Collected data entries:
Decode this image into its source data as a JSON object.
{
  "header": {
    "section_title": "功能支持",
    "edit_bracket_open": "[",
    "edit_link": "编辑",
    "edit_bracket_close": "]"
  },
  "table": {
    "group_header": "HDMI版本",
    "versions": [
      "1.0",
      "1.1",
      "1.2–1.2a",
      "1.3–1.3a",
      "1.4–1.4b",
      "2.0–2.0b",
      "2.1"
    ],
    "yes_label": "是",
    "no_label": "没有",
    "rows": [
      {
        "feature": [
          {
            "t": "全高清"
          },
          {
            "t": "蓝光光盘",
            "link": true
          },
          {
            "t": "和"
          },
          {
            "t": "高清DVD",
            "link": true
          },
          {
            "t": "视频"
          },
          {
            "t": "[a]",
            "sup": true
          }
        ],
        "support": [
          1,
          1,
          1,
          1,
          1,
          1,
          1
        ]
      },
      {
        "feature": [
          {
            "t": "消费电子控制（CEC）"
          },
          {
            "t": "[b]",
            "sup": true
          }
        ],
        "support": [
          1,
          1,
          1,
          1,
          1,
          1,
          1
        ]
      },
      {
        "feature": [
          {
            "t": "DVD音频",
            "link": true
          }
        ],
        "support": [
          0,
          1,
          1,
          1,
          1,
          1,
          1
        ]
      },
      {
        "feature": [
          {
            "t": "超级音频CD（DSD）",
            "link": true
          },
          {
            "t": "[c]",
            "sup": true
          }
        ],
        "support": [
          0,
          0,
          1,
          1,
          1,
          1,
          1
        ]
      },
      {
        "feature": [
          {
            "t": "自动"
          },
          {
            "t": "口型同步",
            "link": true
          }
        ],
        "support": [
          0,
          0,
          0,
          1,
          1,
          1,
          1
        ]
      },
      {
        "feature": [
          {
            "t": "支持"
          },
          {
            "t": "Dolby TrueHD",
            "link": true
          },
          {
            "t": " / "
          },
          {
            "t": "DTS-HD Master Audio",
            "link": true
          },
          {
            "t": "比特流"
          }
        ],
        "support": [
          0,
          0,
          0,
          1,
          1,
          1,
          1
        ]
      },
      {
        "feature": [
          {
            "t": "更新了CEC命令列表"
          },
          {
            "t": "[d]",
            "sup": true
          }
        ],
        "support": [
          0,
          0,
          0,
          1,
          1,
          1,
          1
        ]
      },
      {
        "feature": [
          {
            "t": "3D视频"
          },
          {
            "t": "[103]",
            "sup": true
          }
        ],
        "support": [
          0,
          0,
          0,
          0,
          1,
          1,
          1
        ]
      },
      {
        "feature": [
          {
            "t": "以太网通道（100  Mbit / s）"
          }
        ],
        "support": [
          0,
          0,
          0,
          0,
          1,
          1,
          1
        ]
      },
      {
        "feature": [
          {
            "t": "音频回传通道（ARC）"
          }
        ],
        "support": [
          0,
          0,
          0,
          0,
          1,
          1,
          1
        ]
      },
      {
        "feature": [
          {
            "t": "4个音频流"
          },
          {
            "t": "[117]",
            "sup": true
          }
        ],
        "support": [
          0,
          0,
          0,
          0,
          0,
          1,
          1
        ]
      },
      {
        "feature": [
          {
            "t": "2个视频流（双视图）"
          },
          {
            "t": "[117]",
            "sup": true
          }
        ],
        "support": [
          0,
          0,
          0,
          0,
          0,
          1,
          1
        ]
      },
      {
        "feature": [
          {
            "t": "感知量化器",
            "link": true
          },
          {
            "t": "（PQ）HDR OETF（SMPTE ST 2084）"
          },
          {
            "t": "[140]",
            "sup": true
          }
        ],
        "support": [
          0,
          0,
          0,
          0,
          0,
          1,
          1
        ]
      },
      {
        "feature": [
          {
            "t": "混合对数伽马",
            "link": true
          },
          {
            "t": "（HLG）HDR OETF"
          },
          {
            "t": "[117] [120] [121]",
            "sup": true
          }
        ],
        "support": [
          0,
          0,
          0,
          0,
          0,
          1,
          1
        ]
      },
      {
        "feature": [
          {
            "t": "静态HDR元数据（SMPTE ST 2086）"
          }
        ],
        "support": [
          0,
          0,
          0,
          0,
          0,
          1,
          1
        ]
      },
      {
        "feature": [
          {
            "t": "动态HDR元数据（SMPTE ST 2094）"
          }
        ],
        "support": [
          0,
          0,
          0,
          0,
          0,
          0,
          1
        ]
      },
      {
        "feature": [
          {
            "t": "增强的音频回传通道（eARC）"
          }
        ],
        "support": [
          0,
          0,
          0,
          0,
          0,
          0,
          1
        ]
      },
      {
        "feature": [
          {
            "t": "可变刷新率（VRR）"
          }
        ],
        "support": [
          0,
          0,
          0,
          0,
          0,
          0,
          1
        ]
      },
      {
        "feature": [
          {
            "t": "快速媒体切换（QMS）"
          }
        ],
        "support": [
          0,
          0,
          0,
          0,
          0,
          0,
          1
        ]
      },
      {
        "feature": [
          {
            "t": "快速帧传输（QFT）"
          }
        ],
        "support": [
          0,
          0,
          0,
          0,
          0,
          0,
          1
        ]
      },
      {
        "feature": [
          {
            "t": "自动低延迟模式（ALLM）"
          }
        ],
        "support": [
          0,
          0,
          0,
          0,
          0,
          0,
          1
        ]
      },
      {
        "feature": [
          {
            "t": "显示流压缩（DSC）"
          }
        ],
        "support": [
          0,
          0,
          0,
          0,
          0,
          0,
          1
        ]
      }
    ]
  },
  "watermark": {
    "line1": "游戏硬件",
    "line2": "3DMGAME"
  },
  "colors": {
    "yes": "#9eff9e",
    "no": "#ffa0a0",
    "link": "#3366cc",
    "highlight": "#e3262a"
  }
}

### Your task:
In the listing above, count each line that holds the string "OETF". Give the number only.

### Answer in full:
2